▶ **Data supplied**
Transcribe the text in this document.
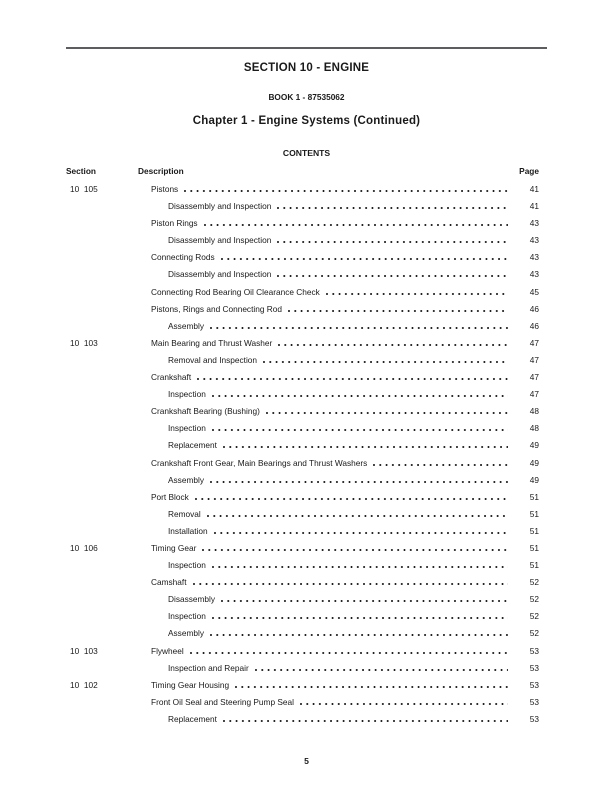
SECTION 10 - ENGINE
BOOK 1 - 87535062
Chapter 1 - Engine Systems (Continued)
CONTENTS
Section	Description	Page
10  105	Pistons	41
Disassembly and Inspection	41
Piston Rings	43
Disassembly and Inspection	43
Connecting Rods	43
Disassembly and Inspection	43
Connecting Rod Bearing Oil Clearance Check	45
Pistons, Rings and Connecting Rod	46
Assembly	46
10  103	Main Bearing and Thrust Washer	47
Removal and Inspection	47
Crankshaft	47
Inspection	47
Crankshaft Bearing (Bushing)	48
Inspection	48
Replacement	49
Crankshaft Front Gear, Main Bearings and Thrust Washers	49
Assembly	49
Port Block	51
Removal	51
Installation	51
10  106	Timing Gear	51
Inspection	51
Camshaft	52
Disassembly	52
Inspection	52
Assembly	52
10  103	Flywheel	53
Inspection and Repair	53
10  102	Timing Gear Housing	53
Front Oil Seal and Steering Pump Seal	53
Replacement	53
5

▶ **Work instructions**
Give all the entries again exactly, dropping each picture.

▶ **Task result**
Transcribe the text in this document.
SECTION 10 - ENGINE
BOOK 1 - 87535062
Chapter 1 - Engine Systems (Continued)
CONTENTS
Section	Description	Page
10  105	Pistons	41
Disassembly and Inspection	41
Piston Rings	43
Disassembly and Inspection	43
Connecting Rods	43
Disassembly and Inspection	43
Connecting Rod Bearing Oil Clearance Check	45
Pistons, Rings and Connecting Rod	46
Assembly	46
10  103	Main Bearing and Thrust Washer	47
Removal and Inspection	47
Crankshaft	47
Inspection	47
Crankshaft Bearing (Bushing)	48
Inspection	48
Replacement	49
Crankshaft Front Gear, Main Bearings and Thrust Washers	49
Assembly	49
Port Block	51
Removal	51
Installation	51
10  106	Timing Gear	51
Inspection	51
Camshaft	52
Disassembly	52
Inspection	52
Assembly	52
10  103	Flywheel	53
Inspection and Repair	53
10  102	Timing Gear Housing	53
Front Oil Seal and Steering Pump Seal	53
Replacement	53
5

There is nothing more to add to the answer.